SHORT EXERCISE – Would you restate all the data that follows, word for word?
>>>>
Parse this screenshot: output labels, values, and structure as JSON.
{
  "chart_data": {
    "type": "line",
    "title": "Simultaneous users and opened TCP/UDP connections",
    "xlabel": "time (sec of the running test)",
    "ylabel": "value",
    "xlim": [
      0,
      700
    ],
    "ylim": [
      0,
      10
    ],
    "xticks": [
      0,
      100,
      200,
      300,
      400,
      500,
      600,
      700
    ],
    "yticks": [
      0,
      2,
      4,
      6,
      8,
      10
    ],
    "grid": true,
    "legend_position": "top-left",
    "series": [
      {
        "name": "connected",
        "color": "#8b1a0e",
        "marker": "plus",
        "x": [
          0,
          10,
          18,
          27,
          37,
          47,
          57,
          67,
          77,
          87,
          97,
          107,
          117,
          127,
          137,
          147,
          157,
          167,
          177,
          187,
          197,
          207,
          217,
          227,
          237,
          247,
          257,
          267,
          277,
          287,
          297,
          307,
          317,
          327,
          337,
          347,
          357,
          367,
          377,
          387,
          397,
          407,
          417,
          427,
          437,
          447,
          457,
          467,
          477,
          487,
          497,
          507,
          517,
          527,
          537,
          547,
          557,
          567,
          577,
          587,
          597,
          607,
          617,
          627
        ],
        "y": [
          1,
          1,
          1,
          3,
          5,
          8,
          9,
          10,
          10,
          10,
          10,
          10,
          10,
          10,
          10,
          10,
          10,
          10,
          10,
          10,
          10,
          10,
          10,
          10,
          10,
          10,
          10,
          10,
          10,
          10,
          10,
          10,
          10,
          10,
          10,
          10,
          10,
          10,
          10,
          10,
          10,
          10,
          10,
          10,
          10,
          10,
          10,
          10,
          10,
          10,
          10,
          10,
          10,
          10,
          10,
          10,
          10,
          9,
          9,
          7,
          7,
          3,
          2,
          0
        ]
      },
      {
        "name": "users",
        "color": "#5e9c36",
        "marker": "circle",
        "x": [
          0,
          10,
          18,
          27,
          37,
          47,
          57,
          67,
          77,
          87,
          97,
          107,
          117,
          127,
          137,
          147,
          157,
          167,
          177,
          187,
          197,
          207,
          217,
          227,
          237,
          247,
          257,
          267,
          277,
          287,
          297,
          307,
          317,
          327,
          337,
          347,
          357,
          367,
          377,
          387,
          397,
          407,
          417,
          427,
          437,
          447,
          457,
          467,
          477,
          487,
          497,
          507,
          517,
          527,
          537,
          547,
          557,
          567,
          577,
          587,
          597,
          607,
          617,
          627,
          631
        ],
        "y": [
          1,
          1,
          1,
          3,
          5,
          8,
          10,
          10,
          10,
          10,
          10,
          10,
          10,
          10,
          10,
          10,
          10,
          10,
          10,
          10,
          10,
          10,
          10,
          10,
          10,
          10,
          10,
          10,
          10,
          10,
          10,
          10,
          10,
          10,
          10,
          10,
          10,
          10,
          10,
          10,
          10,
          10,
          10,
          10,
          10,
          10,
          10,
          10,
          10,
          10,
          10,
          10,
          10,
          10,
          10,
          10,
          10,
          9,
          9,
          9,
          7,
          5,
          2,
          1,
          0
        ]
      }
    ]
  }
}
<<<<
WORKED SOLUTION –
Parse this screenshot: output labels, values, and structure as JSON.
{
  "chart_data": {
    "type": "line",
    "title": "Simultaneous users and opened TCP/UDP connections",
    "xlabel": "time (sec of the running test)",
    "ylabel": "value",
    "xlim": [
      0,
      700
    ],
    "ylim": [
      0,
      10
    ],
    "xticks": [
      0,
      100,
      200,
      300,
      400,
      500,
      600,
      700
    ],
    "yticks": [
      0,
      2,
      4,
      6,
      8,
      10
    ],
    "grid": true,
    "legend_position": "top-left",
    "series": [
      {
        "name": "connected",
        "color": "#8b1a0e",
        "marker": "plus",
        "x": [
          0,
          10,
          18,
          27,
          37,
          47,
          57,
          67,
          77,
          87,
          97,
          107,
          117,
          127,
          137,
          147,
          157,
          167,
          177,
          187,
          197,
          207,
          217,
          227,
          237,
          247,
          257,
          267,
          277,
          287,
          297,
          307,
          317,
          327,
          337,
          347,
          357,
          367,
          377,
          387,
          397,
          407,
          417,
          427,
          437,
          447,
          457,
          467,
          477,
          487,
          497,
          507,
          517,
          527,
          537,
          547,
          557,
          567,
          577,
          587,
          597,
          607,
          617,
          627
        ],
        "y": [
          1,
          1,
          1,
          3,
          5,
          8,
          9,
          10,
          10,
          10,
          10,
          10,
          10,
          10,
          10,
          10,
          10,
          10,
          10,
          10,
          10,
          10,
          10,
          10,
          10,
          10,
          10,
          10,
          10,
          10,
          10,
          10,
          10,
          10,
          10,
          10,
          10,
          10,
          10,
          10,
          10,
          10,
          10,
          10,
          10,
          10,
          10,
          10,
          10,
          10,
          10,
          10,
          10,
          10,
          10,
          10,
          10,
          9,
          9,
          7,
          7,
          3,
          2,
          0
        ]
      },
      {
        "name": "users",
        "color": "#5e9c36",
        "marker": "circle",
        "x": [
          0,
          10,
          18,
          27,
          37,
          47,
          57,
          67,
          77,
          87,
          97,
          107,
          117,
          127,
          137,
          147,
          157,
          167,
          177,
          187,
          197,
          207,
          217,
          227,
          237,
          247,
          257,
          267,
          277,
          287,
          297,
          307,
          317,
          327,
          337,
          347,
          357,
          367,
          377,
          387,
          397,
          407,
          417,
          427,
          437,
          447,
          457,
          467,
          477,
          487,
          497,
          507,
          517,
          527,
          537,
          547,
          557,
          567,
          577,
          587,
          597,
          607,
          617,
          627,
          631
        ],
        "y": [
          1,
          1,
          1,
          3,
          5,
          8,
          10,
          10,
          10,
          10,
          10,
          10,
          10,
          10,
          10,
          10,
          10,
          10,
          10,
          10,
          10,
          10,
          10,
          10,
          10,
          10,
          10,
          10,
          10,
          10,
          10,
          10,
          10,
          10,
          10,
          10,
          10,
          10,
          10,
          10,
          10,
          10,
          10,
          10,
          10,
          10,
          10,
          10,
          10,
          10,
          10,
          10,
          10,
          10,
          10,
          10,
          10,
          9,
          9,
          9,
          7,
          5,
          2,
          1,
          0
        ]
      }
    ]
  }
}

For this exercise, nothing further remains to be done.